Aim
Locate each line holding the string "杭州市临平中学" and copy it.
— Start of Given entries —
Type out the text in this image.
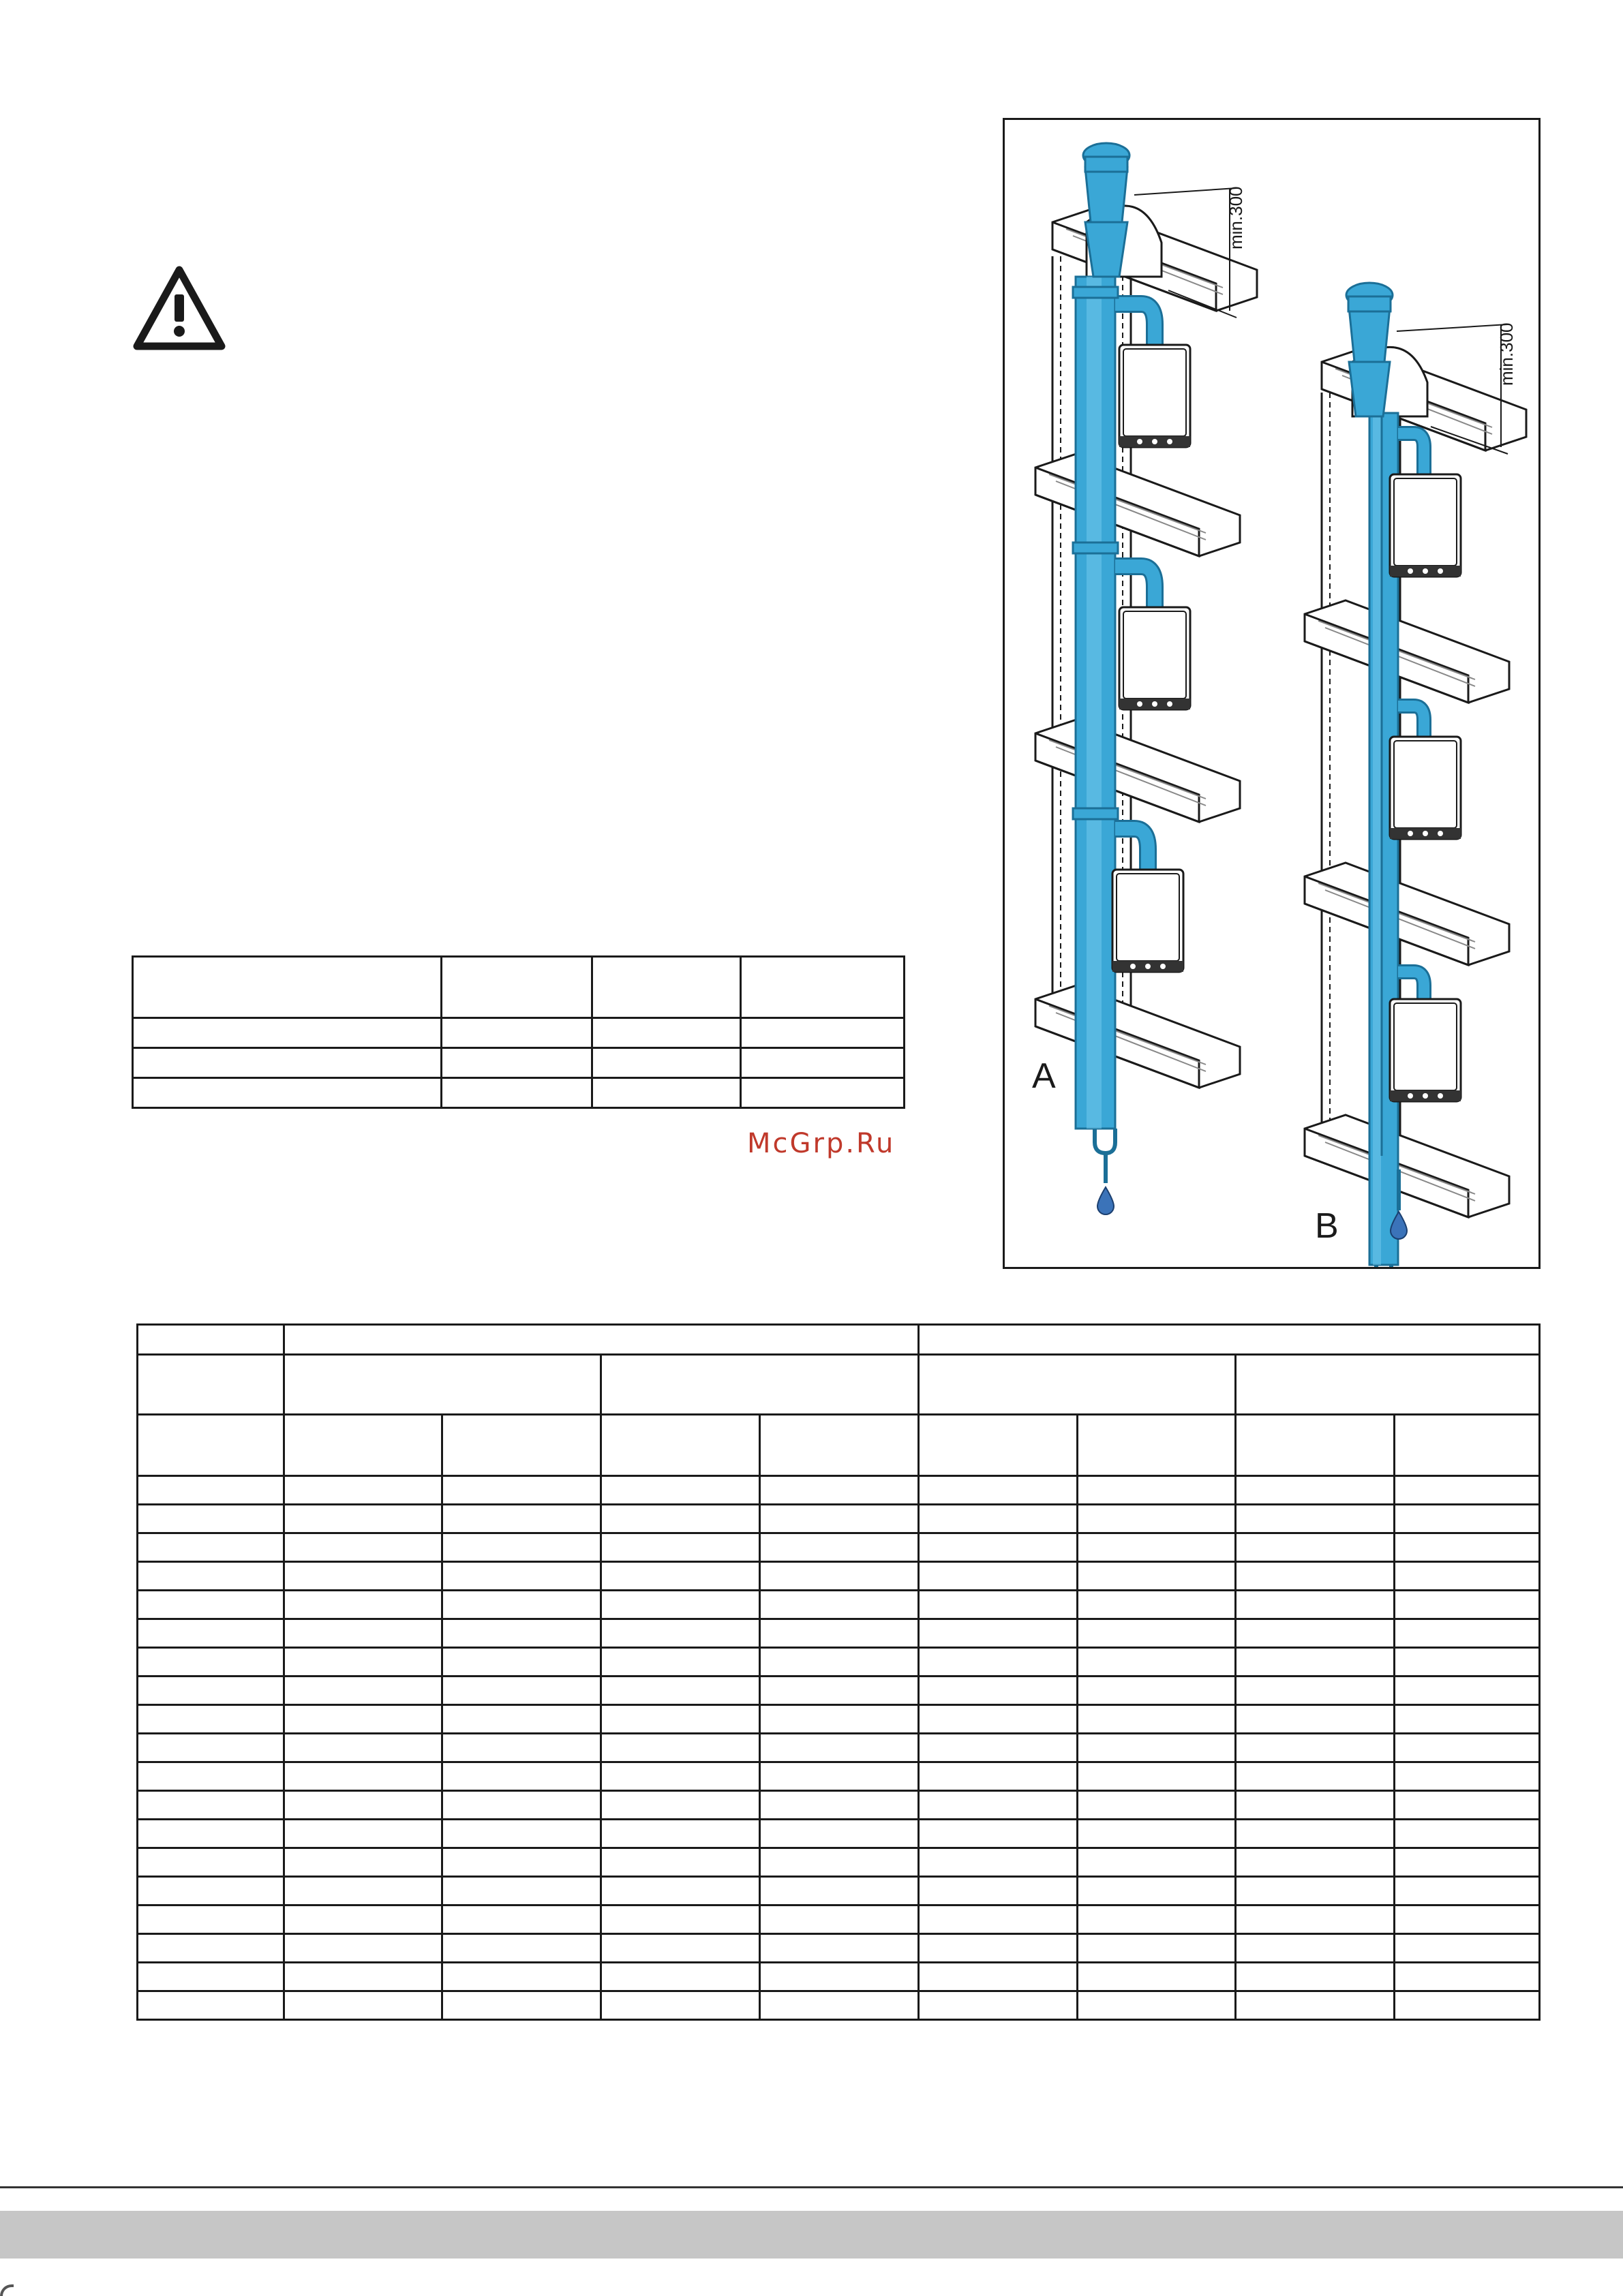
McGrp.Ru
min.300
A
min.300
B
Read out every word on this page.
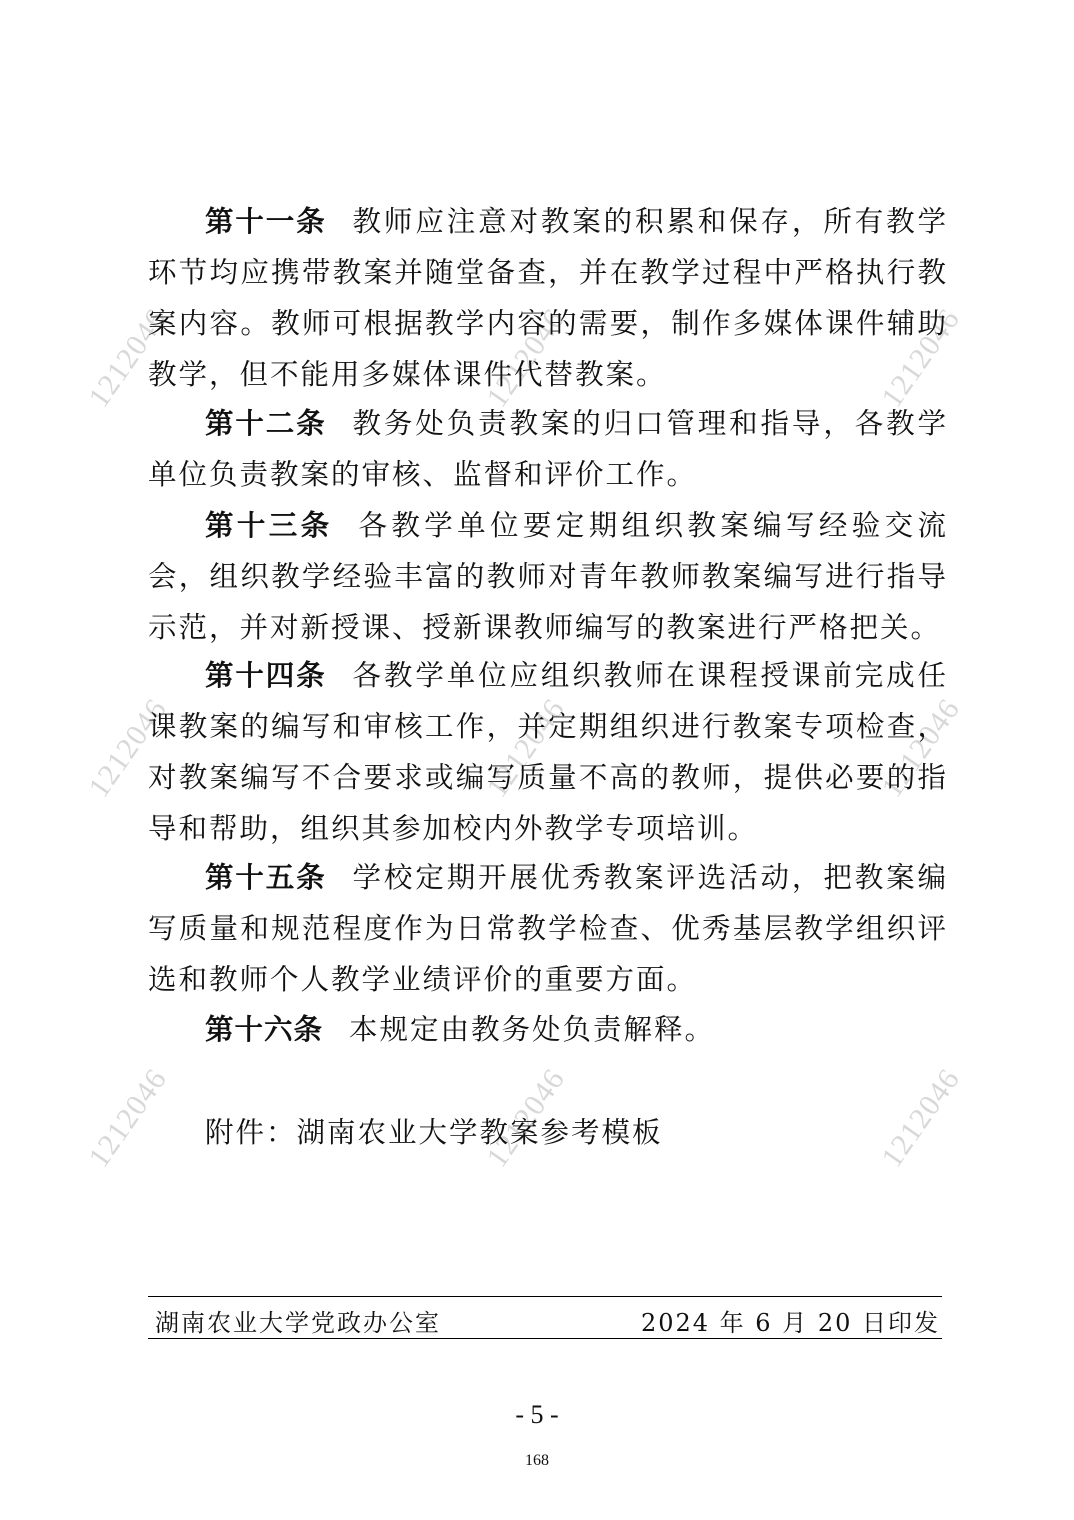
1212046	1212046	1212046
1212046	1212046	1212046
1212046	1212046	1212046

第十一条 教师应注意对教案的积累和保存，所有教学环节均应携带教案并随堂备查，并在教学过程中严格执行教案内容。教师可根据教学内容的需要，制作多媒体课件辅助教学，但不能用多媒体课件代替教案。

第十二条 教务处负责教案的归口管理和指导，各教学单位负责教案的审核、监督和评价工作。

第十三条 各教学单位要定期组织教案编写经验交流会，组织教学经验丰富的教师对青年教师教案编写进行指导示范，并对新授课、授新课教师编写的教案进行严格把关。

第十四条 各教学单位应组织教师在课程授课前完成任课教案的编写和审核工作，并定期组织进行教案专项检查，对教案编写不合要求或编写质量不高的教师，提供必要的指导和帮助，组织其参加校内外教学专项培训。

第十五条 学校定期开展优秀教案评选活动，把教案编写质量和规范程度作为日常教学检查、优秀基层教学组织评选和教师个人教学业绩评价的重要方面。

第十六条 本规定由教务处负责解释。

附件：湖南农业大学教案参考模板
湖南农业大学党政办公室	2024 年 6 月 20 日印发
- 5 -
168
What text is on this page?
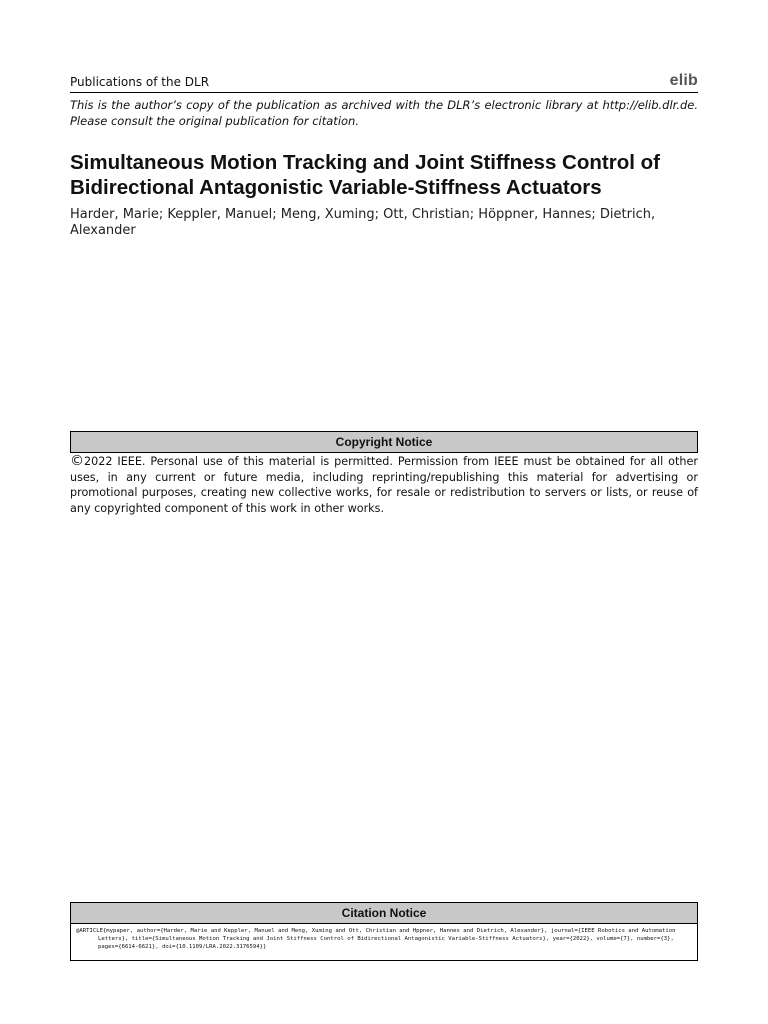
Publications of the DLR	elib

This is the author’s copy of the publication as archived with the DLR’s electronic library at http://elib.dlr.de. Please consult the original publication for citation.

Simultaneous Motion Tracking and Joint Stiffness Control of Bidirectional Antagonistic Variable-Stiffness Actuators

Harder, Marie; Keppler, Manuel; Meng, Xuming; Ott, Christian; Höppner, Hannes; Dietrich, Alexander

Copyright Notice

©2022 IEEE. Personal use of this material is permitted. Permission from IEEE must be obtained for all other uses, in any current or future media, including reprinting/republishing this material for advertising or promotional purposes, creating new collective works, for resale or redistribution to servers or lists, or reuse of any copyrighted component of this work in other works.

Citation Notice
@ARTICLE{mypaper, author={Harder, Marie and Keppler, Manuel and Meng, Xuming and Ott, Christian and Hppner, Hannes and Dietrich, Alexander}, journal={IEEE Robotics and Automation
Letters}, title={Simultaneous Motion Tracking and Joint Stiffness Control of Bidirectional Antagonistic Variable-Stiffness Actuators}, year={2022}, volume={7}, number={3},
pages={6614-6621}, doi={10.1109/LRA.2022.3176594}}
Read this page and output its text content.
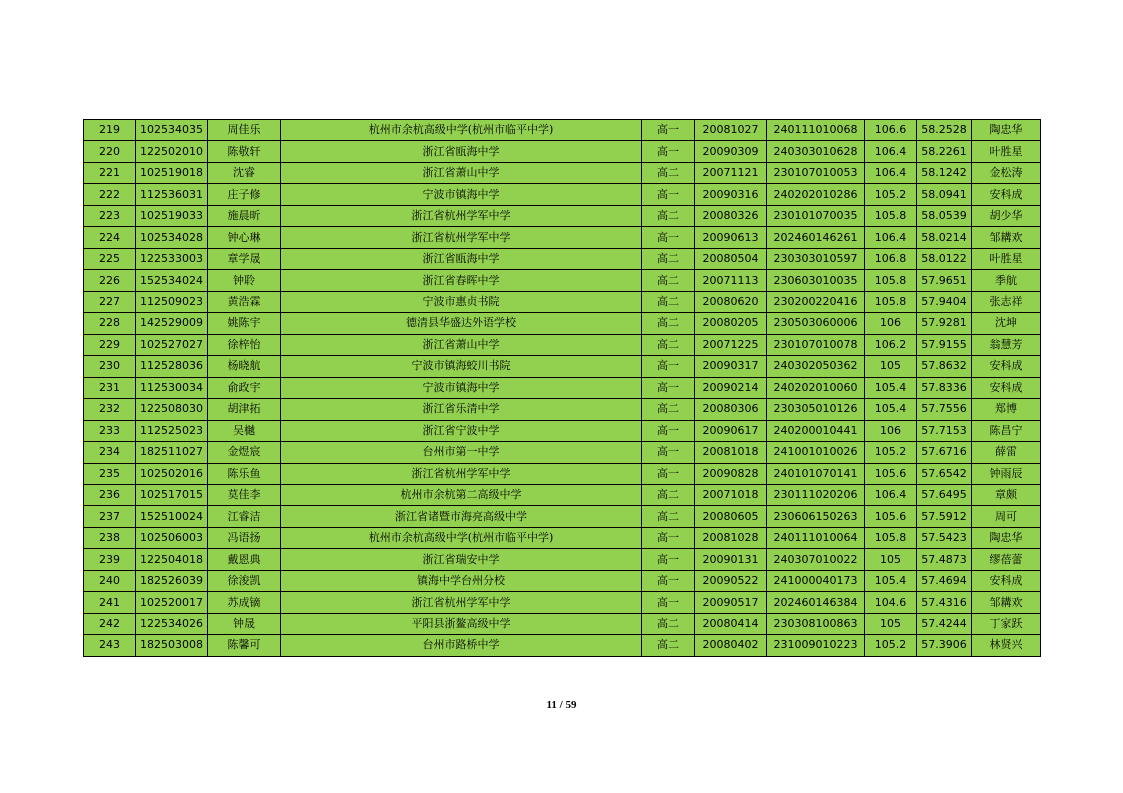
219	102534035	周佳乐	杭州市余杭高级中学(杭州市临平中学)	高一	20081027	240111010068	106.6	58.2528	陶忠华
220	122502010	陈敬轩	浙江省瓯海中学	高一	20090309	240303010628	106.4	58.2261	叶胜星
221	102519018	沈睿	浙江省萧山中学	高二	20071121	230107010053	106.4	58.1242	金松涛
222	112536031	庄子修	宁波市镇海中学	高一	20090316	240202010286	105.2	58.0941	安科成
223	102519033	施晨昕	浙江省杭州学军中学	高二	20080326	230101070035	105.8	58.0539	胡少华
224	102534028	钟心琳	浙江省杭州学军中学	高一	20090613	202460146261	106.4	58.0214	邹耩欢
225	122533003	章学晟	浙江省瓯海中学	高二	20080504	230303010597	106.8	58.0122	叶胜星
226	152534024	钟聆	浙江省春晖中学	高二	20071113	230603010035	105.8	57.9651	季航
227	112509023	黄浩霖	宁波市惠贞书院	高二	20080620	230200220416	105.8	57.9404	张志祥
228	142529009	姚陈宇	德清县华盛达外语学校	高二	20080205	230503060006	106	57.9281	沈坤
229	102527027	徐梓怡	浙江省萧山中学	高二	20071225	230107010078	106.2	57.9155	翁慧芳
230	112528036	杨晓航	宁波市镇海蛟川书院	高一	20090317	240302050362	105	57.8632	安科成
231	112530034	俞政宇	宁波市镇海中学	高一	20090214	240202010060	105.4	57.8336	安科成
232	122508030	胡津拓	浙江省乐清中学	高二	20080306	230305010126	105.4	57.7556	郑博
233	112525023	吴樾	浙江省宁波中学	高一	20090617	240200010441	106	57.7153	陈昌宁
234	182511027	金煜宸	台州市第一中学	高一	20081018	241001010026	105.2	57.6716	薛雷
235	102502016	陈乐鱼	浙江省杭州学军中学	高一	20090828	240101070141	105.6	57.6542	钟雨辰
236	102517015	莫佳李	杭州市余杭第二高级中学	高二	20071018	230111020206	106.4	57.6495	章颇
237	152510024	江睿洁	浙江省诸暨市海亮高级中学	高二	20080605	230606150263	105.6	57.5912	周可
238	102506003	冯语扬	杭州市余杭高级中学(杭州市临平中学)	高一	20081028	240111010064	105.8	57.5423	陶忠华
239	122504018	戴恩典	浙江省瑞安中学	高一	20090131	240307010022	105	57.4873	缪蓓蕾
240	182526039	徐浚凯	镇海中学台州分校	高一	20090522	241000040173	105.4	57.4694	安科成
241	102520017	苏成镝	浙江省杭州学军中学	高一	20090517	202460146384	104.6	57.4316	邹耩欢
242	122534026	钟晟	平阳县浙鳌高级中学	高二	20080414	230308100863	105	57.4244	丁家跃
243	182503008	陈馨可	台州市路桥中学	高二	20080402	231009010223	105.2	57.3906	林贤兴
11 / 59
— End of Given entries —
Result for this task
219	102534035	周佳乐	杭州市余杭高级中学(杭州市临平中学)	高一	20081027	240111010068	106.6	58.2528	陶忠华
238	102506003	冯语扬	杭州市余杭高级中学(杭州市临平中学)	高一	20081028	240111010064	105.8	57.5423	陶忠华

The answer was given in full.